• _WORK TO DO_
Reproduce the records that follow in full, excluding any picture they contain.

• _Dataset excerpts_
• • •

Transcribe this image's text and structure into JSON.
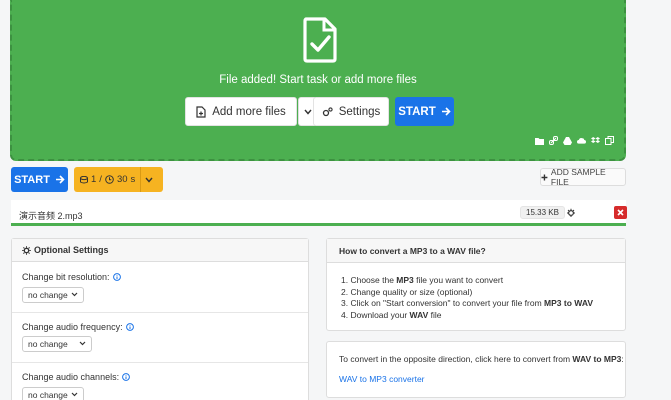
{
  "dropzone": {
    "message": "File added! Start task or add more files",
    "add_more_label": "Add more files",
    "settings_label": "Settings",
    "start_label": "START",
    "cloud_icons": [
      "folder-icon",
      "link-icon",
      "google-drive-icon",
      "cloud-icon",
      "dropbox-icon",
      "copy-icon"
    ],
    "color": "#4caf50"
  },
  "toolbar": {
    "start_label": "START",
    "limit_count": "1",
    "limit_sep": "/",
    "limit_time": "30",
    "limit_unit": "s",
    "add_sample_label": "ADD SAMPLE FILE"
  },
  "file": {
    "name": "演示音频 2.mp3",
    "size": "15.33 KB"
  },
  "optional_settings": {
    "title": "Optional Settings",
    "fields": [
      {
        "label": "Change bit resolution:",
        "value": "no change"
      },
      {
        "label": "Change audio frequency:",
        "value": "no change"
      },
      {
        "label": "Change audio channels:",
        "value": "no change"
      }
    ]
  },
  "howto": {
    "title": "How to convert a MP3 to a WAV file?",
    "steps": [
      {
        "p1": "1. Choose the ",
        "b1": "MP3",
        "p2": " file you want to convert",
        "b2": "",
        "p3": ""
      },
      {
        "p1": "2. Change quality or size (optional)",
        "b1": "",
        "p2": "",
        "b2": "",
        "p3": ""
      },
      {
        "p1": "3. Click on \"Start conversion\" to convert your file from ",
        "b1": "MP3",
        "p2": " to ",
        "b2": "WAV",
        "p3": ""
      },
      {
        "p1": "4. Download your ",
        "b1": "WAV",
        "p2": " file",
        "b2": "",
        "p3": ""
      }
    ]
  },
  "opposite": {
    "text_prefix": "To convert in the opposite direction, click here to convert from ",
    "from": "WAV",
    "to_word": " to ",
    "to": "MP3",
    "suffix": ":",
    "link": "WAV to MP3 converter"
  },
  "colors": {
    "accent_blue": "#1a73e8",
    "limit_orange": "#f6b321",
    "delete_red": "#d62b2b"
  }
}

• • •

• _TASK RESPONSE_
Transcribe this image's text and structure into JSON.
{
  "dropzone": {
    "message": "File added! Start task or add more files",
    "add_more_label": "Add more files",
    "settings_label": "Settings",
    "start_label": "START",
    "cloud_icons": [
      "folder-icon",
      "link-icon",
      "google-drive-icon",
      "cloud-icon",
      "dropbox-icon",
      "copy-icon"
    ],
    "color": "#4caf50"
  },
  "toolbar": {
    "start_label": "START",
    "limit_count": "1",
    "limit_sep": "/",
    "limit_time": "30",
    "limit_unit": "s",
    "add_sample_label": "ADD SAMPLE FILE"
  },
  "file": {
    "name": "演示音频 2.mp3",
    "size": "15.33 KB"
  },
  "optional_settings": {
    "title": "Optional Settings",
    "fields": [
      {
        "label": "Change bit resolution:",
        "value": "no change"
      },
      {
        "label": "Change audio frequency:",
        "value": "no change"
      },
      {
        "label": "Change audio channels:",
        "value": "no change"
      }
    ]
  },
  "howto": {
    "title": "How to convert a MP3 to a WAV file?",
    "steps": [
      {
        "p1": "1. Choose the ",
        "b1": "MP3",
        "p2": " file you want to convert",
        "b2": "",
        "p3": ""
      },
      {
        "p1": "2. Change quality or size (optional)",
        "b1": "",
        "p2": "",
        "b2": "",
        "p3": ""
      },
      {
        "p1": "3. Click on \"Start conversion\" to convert your file from ",
        "b1": "MP3",
        "p2": " to ",
        "b2": "WAV",
        "p3": ""
      },
      {
        "p1": "4. Download your ",
        "b1": "WAV",
        "p2": " file",
        "b2": "",
        "p3": ""
      }
    ]
  },
  "opposite": {
    "text_prefix": "To convert in the opposite direction, click here to convert from ",
    "from": "WAV",
    "to_word": " to ",
    "to": "MP3",
    "suffix": ":",
    "link": "WAV to MP3 converter"
  },
  "colors": {
    "accent_blue": "#1a73e8",
    "limit_orange": "#f6b321",
    "delete_red": "#d62b2b"
  }
}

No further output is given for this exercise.